Exercise requirements: Repeat every record below exactly as written.

Records supplied:
start

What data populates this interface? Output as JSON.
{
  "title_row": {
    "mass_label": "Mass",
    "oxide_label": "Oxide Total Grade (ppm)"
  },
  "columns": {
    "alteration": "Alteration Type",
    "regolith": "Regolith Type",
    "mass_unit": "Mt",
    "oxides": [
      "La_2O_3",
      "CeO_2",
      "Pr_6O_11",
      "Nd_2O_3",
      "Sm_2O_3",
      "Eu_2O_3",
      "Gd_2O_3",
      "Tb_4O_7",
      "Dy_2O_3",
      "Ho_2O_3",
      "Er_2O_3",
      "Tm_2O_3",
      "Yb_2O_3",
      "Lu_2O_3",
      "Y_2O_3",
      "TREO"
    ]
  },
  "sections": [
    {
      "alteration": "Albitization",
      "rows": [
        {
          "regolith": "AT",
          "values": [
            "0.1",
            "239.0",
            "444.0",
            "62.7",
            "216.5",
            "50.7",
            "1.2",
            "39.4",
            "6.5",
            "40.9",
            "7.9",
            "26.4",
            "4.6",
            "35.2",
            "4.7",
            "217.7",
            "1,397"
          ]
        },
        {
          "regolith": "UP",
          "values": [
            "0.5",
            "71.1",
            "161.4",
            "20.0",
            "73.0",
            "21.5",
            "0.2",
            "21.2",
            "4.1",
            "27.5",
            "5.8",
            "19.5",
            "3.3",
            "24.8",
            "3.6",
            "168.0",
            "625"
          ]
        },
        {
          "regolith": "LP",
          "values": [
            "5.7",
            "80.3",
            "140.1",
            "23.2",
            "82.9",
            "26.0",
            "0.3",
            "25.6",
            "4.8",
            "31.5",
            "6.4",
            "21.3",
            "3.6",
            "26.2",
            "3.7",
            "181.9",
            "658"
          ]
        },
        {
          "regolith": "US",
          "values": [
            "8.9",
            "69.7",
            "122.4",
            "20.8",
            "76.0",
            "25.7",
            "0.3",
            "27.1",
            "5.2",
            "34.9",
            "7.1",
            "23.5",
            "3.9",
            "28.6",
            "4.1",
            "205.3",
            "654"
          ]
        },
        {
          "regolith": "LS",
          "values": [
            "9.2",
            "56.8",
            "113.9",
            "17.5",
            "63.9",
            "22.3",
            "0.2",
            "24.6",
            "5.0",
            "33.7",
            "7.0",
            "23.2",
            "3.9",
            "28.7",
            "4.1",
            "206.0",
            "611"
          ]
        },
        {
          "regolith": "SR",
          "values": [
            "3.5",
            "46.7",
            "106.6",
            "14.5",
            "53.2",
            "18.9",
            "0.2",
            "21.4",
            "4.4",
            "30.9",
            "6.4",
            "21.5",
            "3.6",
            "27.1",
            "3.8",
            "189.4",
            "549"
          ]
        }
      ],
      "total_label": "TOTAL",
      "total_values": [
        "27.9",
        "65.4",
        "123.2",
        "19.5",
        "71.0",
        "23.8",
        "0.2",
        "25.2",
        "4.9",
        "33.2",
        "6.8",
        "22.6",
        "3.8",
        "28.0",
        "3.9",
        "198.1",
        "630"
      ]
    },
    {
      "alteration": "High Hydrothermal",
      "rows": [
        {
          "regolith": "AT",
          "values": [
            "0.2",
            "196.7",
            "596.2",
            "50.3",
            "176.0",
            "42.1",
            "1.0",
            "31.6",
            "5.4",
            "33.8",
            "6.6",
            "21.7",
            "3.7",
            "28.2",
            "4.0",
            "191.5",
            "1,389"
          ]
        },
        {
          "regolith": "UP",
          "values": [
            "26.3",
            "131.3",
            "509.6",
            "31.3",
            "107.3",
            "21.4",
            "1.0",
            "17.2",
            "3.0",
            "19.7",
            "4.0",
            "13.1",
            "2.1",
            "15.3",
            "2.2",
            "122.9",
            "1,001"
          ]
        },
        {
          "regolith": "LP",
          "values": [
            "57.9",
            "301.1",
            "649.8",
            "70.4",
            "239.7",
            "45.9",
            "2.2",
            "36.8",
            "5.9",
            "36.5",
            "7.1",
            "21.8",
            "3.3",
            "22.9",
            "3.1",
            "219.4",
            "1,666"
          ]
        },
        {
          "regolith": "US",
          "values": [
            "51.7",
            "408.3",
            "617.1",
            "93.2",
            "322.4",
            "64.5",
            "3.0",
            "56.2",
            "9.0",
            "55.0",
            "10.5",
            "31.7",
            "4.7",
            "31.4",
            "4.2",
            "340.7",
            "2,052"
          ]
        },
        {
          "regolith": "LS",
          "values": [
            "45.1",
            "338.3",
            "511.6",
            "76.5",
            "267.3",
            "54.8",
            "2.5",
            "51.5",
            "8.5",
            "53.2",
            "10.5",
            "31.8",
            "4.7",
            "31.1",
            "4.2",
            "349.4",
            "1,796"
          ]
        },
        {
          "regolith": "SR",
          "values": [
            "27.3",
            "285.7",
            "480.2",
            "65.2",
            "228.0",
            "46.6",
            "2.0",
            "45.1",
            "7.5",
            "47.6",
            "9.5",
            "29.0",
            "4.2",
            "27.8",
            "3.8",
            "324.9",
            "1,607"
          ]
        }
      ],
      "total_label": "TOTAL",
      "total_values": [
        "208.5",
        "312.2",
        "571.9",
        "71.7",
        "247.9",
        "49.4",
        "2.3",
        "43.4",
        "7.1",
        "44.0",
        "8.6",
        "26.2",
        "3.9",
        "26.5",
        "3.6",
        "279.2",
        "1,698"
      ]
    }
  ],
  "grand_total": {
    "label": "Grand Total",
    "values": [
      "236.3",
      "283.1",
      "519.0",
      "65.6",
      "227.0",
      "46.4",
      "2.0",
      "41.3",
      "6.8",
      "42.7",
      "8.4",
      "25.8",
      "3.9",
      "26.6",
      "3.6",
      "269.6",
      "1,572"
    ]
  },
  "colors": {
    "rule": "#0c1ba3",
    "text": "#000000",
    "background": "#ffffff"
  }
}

end

Output for this exercise:
What data populates this interface? Output as JSON.
{
  "title_row": {
    "mass_label": "Mass",
    "oxide_label": "Oxide Total Grade (ppm)"
  },
  "columns": {
    "alteration": "Alteration Type",
    "regolith": "Regolith Type",
    "mass_unit": "Mt",
    "oxides": [
      "La_2O_3",
      "CeO_2",
      "Pr_6O_11",
      "Nd_2O_3",
      "Sm_2O_3",
      "Eu_2O_3",
      "Gd_2O_3",
      "Tb_4O_7",
      "Dy_2O_3",
      "Ho_2O_3",
      "Er_2O_3",
      "Tm_2O_3",
      "Yb_2O_3",
      "Lu_2O_3",
      "Y_2O_3",
      "TREO"
    ]
  },
  "sections": [
    {
      "alteration": "Albitization",
      "rows": [
        {
          "regolith": "AT",
          "values": [
            "0.1",
            "239.0",
            "444.0",
            "62.7",
            "216.5",
            "50.7",
            "1.2",
            "39.4",
            "6.5",
            "40.9",
            "7.9",
            "26.4",
            "4.6",
            "35.2",
            "4.7",
            "217.7",
            "1,397"
          ]
        },
        {
          "regolith": "UP",
          "values": [
            "0.5",
            "71.1",
            "161.4",
            "20.0",
            "73.0",
            "21.5",
            "0.2",
            "21.2",
            "4.1",
            "27.5",
            "5.8",
            "19.5",
            "3.3",
            "24.8",
            "3.6",
            "168.0",
            "625"
          ]
        },
        {
          "regolith": "LP",
          "values": [
            "5.7",
            "80.3",
            "140.1",
            "23.2",
            "82.9",
            "26.0",
            "0.3",
            "25.6",
            "4.8",
            "31.5",
            "6.4",
            "21.3",
            "3.6",
            "26.2",
            "3.7",
            "181.9",
            "658"
          ]
        },
        {
          "regolith": "US",
          "values": [
            "8.9",
            "69.7",
            "122.4",
            "20.8",
            "76.0",
            "25.7",
            "0.3",
            "27.1",
            "5.2",
            "34.9",
            "7.1",
            "23.5",
            "3.9",
            "28.6",
            "4.1",
            "205.3",
            "654"
          ]
        },
        {
          "regolith": "LS",
          "values": [
            "9.2",
            "56.8",
            "113.9",
            "17.5",
            "63.9",
            "22.3",
            "0.2",
            "24.6",
            "5.0",
            "33.7",
            "7.0",
            "23.2",
            "3.9",
            "28.7",
            "4.1",
            "206.0",
            "611"
          ]
        },
        {
          "regolith": "SR",
          "values": [
            "3.5",
            "46.7",
            "106.6",
            "14.5",
            "53.2",
            "18.9",
            "0.2",
            "21.4",
            "4.4",
            "30.9",
            "6.4",
            "21.5",
            "3.6",
            "27.1",
            "3.8",
            "189.4",
            "549"
          ]
        }
      ],
      "total_label": "TOTAL",
      "total_values": [
        "27.9",
        "65.4",
        "123.2",
        "19.5",
        "71.0",
        "23.8",
        "0.2",
        "25.2",
        "4.9",
        "33.2",
        "6.8",
        "22.6",
        "3.8",
        "28.0",
        "3.9",
        "198.1",
        "630"
      ]
    },
    {
      "alteration": "High Hydrothermal",
      "rows": [
        {
          "regolith": "AT",
          "values": [
            "0.2",
            "196.7",
            "596.2",
            "50.3",
            "176.0",
            "42.1",
            "1.0",
            "31.6",
            "5.4",
            "33.8",
            "6.6",
            "21.7",
            "3.7",
            "28.2",
            "4.0",
            "191.5",
            "1,389"
          ]
        },
        {
          "regolith": "UP",
          "values": [
            "26.3",
            "131.3",
            "509.6",
            "31.3",
            "107.3",
            "21.4",
            "1.0",
            "17.2",
            "3.0",
            "19.7",
            "4.0",
            "13.1",
            "2.1",
            "15.3",
            "2.2",
            "122.9",
            "1,001"
          ]
        },
        {
          "regolith": "LP",
          "values": [
            "57.9",
            "301.1",
            "649.8",
            "70.4",
            "239.7",
            "45.9",
            "2.2",
            "36.8",
            "5.9",
            "36.5",
            "7.1",
            "21.8",
            "3.3",
            "22.9",
            "3.1",
            "219.4",
            "1,666"
          ]
        },
        {
          "regolith": "US",
          "values": [
            "51.7",
            "408.3",
            "617.1",
            "93.2",
            "322.4",
            "64.5",
            "3.0",
            "56.2",
            "9.0",
            "55.0",
            "10.5",
            "31.7",
            "4.7",
            "31.4",
            "4.2",
            "340.7",
            "2,052"
          ]
        },
        {
          "regolith": "LS",
          "values": [
            "45.1",
            "338.3",
            "511.6",
            "76.5",
            "267.3",
            "54.8",
            "2.5",
            "51.5",
            "8.5",
            "53.2",
            "10.5",
            "31.8",
            "4.7",
            "31.1",
            "4.2",
            "349.4",
            "1,796"
          ]
        },
        {
          "regolith": "SR",
          "values": [
            "27.3",
            "285.7",
            "480.2",
            "65.2",
            "228.0",
            "46.6",
            "2.0",
            "45.1",
            "7.5",
            "47.6",
            "9.5",
            "29.0",
            "4.2",
            "27.8",
            "3.8",
            "324.9",
            "1,607"
          ]
        }
      ],
      "total_label": "TOTAL",
      "total_values": [
        "208.5",
        "312.2",
        "571.9",
        "71.7",
        "247.9",
        "49.4",
        "2.3",
        "43.4",
        "7.1",
        "44.0",
        "8.6",
        "26.2",
        "3.9",
        "26.5",
        "3.6",
        "279.2",
        "1,698"
      ]
    }
  ],
  "grand_total": {
    "label": "Grand Total",
    "values": [
      "236.3",
      "283.1",
      "519.0",
      "65.6",
      "227.0",
      "46.4",
      "2.0",
      "41.3",
      "6.8",
      "42.7",
      "8.4",
      "25.8",
      "3.9",
      "26.6",
      "3.6",
      "269.6",
      "1,572"
    ]
  },
  "colors": {
    "rule": "#0c1ba3",
    "text": "#000000",
    "background": "#ffffff"
  }
}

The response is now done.